# Exercise description:
From the entries below, say how many lines carry the word "small", and give nothing but the number.

(Stored data)
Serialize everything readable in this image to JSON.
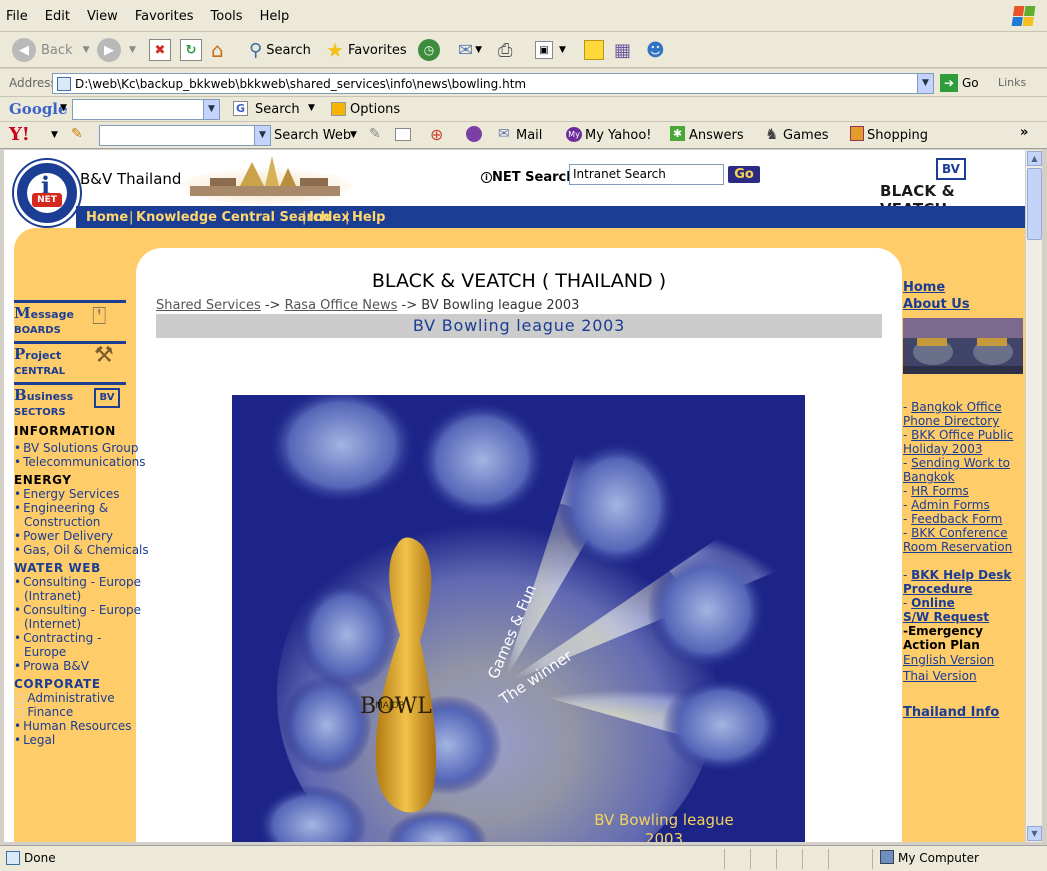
{
  "menu": [
    "File",
    "Edit",
    "View",
    "Favorites",
    "Tools",
    "Help"
  ],
  "toolbar": {
    "back": "Back",
    "search": "Search",
    "favorites": "Favorites"
  },
  "address": {
    "label": "Address",
    "url": "D:\\web\\Kc\\backup_bkkweb\\bkkweb\\shared_services\\info\\news\\bowling.htm",
    "go": "Go",
    "links": "Links"
  },
  "google": {
    "brand": "Google",
    "search": "Search",
    "options": "Options"
  },
  "yahoo": {
    "search_web": "Search Web",
    "mail": "Mail",
    "my_yahoo": "My Yahoo!",
    "answers": "Answers",
    "games": "Games",
    "shopping": "Shopping"
  },
  "header": {
    "site_name": "B&V Thailand",
    "search_label": "NET Search",
    "search_value": "Intranet Search",
    "search_go": "Go",
    "company": "BLACK & VEATCH",
    "company_badge": "BV",
    "nav": [
      "Home",
      "Knowledge Central Search",
      "Index",
      "Help"
    ]
  },
  "left_nav": {
    "badges": [
      {
        "big": "M",
        "rest": "essage",
        "small": "BOARDS"
      },
      {
        "big": "P",
        "rest": "roject",
        "small": "CENTRAL"
      },
      {
        "big": "B",
        "rest": "usiness",
        "small": "SECTORS"
      }
    ],
    "sections": [
      {
        "title": "INFORMATION",
        "items": [
          "BV Solutions Group",
          "Telecommunications"
        ]
      },
      {
        "title": "ENERGY",
        "items": [
          "Energy Services",
          "Engineering &",
          "Construction",
          "Power Delivery",
          "Gas, Oil & Chemicals"
        ]
      },
      {
        "title": "WATER WEB",
        "items": [
          "Consulting - Europe",
          "(Intranet)",
          "Consulting - Europe",
          "(Internet)",
          "Contracting -",
          "Europe",
          "Prowa B&V"
        ]
      },
      {
        "title": "CORPORATE",
        "items": [
          "Administrative",
          "Finance",
          "Human Resources",
          "Legal"
        ]
      }
    ]
  },
  "main": {
    "title": "BLACK & VEATCH ( THAILAND )",
    "crumb1": "Shared Services",
    "crumb2": "Rasa Office News",
    "crumb3": "BV Bowling league 2003",
    "arrow": "->",
    "banner": "BV Bowling league 2003",
    "poster": {
      "games_fun": "Games & Fun",
      "winner": "The winner",
      "bowl": "BOWL",
      "major": "MAJOR",
      "caption1": "BV Bowling league",
      "caption2": "2003"
    }
  },
  "right": {
    "home": "Home",
    "about": "About Us",
    "links": [
      "Bangkok Office",
      "Phone Directory",
      "BKK Office Public",
      "Holiday 2003",
      "Sending Work to",
      "Bangkok",
      "HR Forms",
      "Admin Forms",
      "Feedback Form",
      "BKK Conference",
      "Room Reservation"
    ],
    "help_desk": "BKK Help Desk",
    "procedure": "Procedure",
    "online": "Online",
    "sw_request": "S/W Request",
    "emergency": "-Emergency",
    "action_plan": "Action Plan",
    "english": "English Version",
    "thai": "Thai Version",
    "thailand_info": "Thailand Info"
  },
  "status": {
    "done": "Done",
    "zone": "My Computer"
  }
}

# Output of the task:
3